[EXCERTO]
(projeto de lei n.º 32/XII/1.ª)
Sr.ª Presidente,
Sr.as e Srs. Deputados,
A matéria que agora debatemos tem importância acrescida por diversos motivos e envolve várias dimensões de preocupações fundamentais que têm a ver com a organização do poder democrático e do Estado democrático.
É porque por detrás destas alterações ao Estatuto dos Deputados que o Bloco de Esquerda agora apresenta e por detrás das questões imediatas que se colocam a propósito destas alterações estão preocupações que têm a ver com a credibilização da atividade política, com o reconhecimento e o crédito aos olhos dos cidadãos por parte dos eleitos e dos responsáveis políticos, e questões que também têm a ver com o entendimento que cada partido terá das condições de exercício do mandato parlamentar.
Para o PCP — e temo-lo dito nos diversos debates que têm ocorrido na Assembleia da República a este respeito —, a atividade parlamentar deve ser a atividade principal do Deputado e não uma atividade em parte time que um Deputado tem, seja advogado, seja empresário, seja o que for. Entendemos que esta deve ser a atividade principal do Deputado e que ela não deve estar subordinada a qualquer outro tipo de interesse, nomeadamente a interesses de natureza económica ou privada, nem à atuação de outros órgãos de soberania.

[MATERIAL DE ORIGEM]
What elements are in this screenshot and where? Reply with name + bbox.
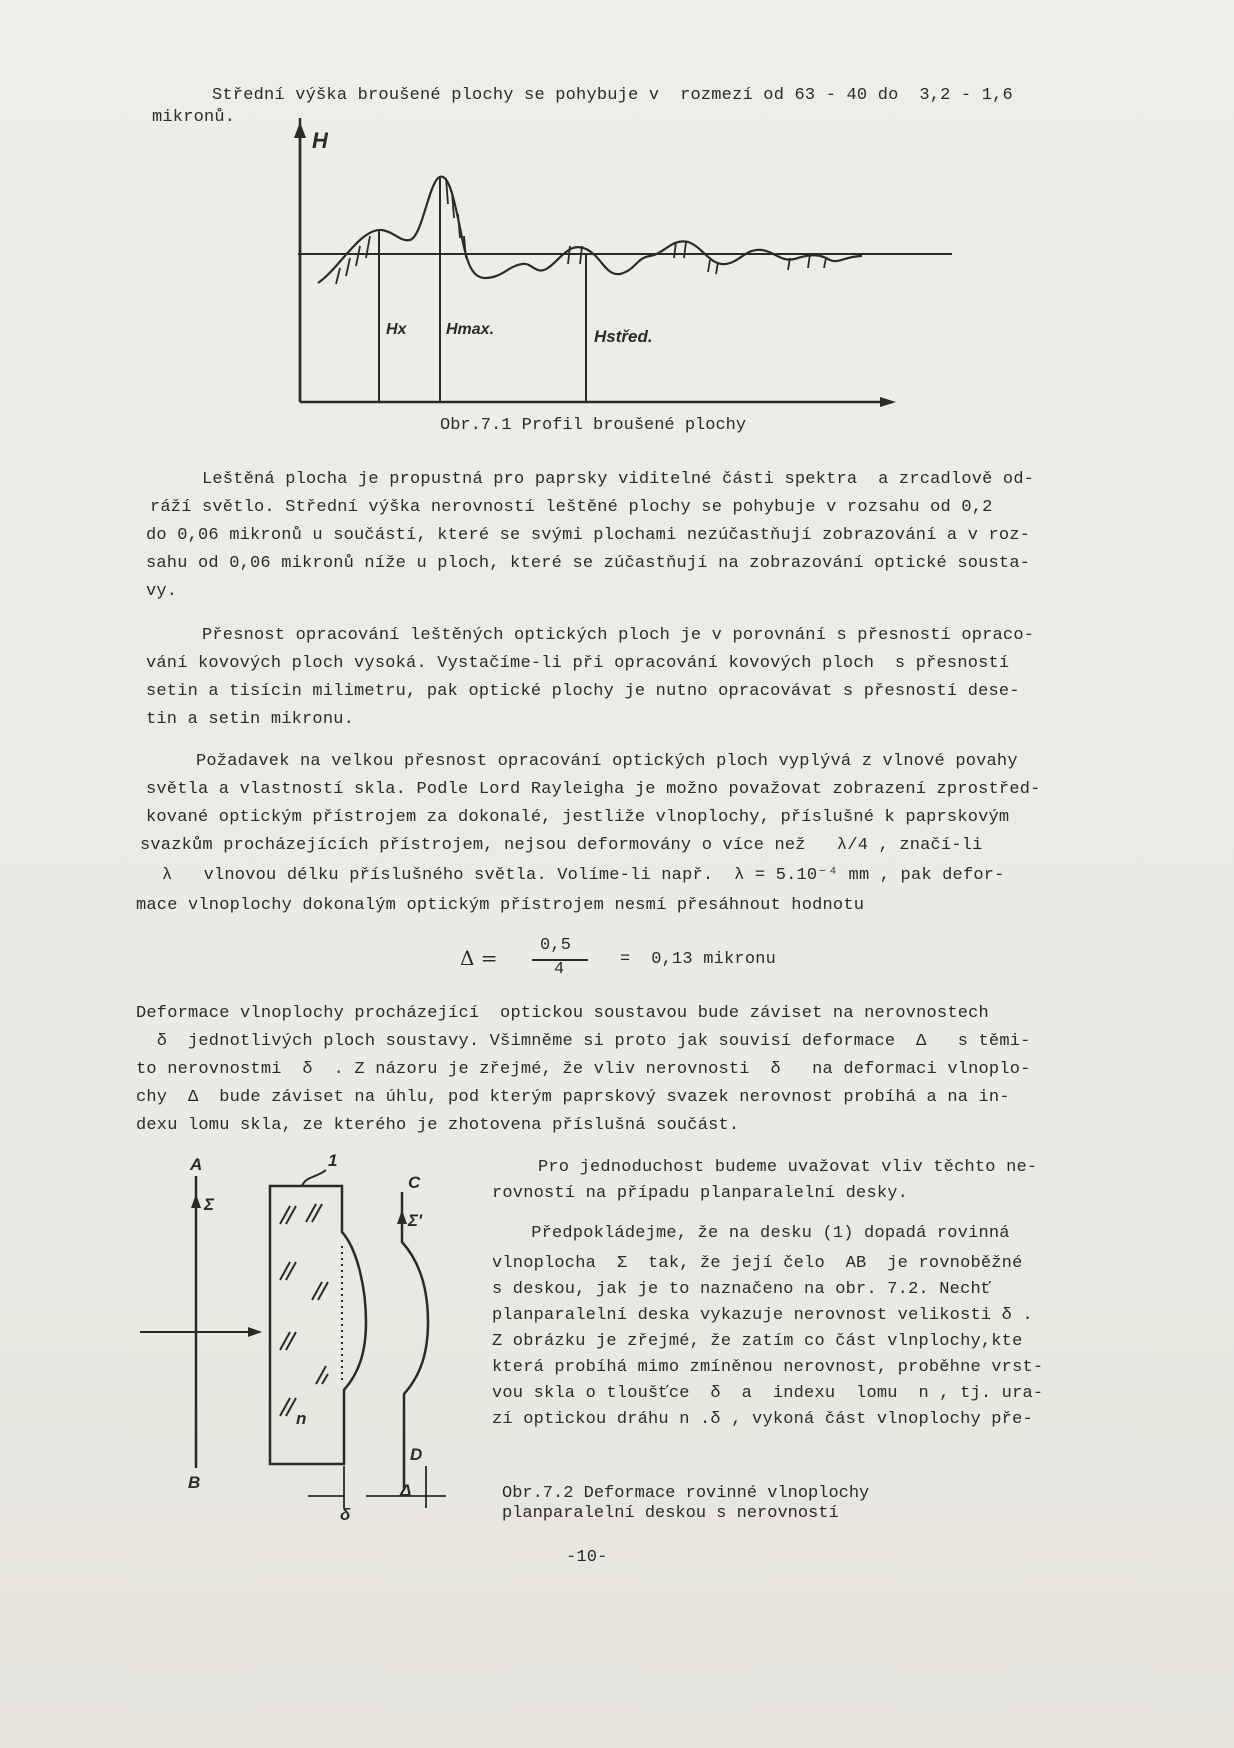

[A TAREFA]
Apresente a continuação do discurso sobre as alterações ao Estatuto dos Deputados, começando logo após a última frase. Os dados são material à parte, sem relação com o discurso.

[RESPOSTA À TAREFA]
Sabemos, obviamente, que há entendimentos diferentes e por isso muitas das propostas de alteração ao Estatuto dos Deputados que o PCP tem apresentado não têm sido acolhidas e também por isso temos o Estatuto dos Deputados que temos…!
Sabemos que há entendimentos diferentes que têm também a ver com conceções políticas e ideológicas diferentes daquilo que é não só a atuação no âmbito do exercício do mandato parlamentar mas de acordo com a orientação política de cada partido.
Portanto, é facilmente percetível que os partidos que, no governo, sacrificam o interesse nacional aos interesses de grupos económicos e financeiros, que defendem políticas de subordinação do poder político ao poder económico, no que diz respeito à configuração do Estatuto dos Deputados, nomeadamente ao regime de incompatibilidades e impedimentos, compreende-se que não tenham posição distinta dessa e que, portanto, também não se importem, a esse nível, com a subordinação do poder político ao poder económico.
O problema da subordinação do poder político ao poder económico é a questão central deste debate e ultrapassa em muito o Estatuto dos Deputados, porque tem a ver com as orientações concretas, com as decisões políticas que nesta Assembleia da República são tomadas pelos Deputados no exercício das suas funções.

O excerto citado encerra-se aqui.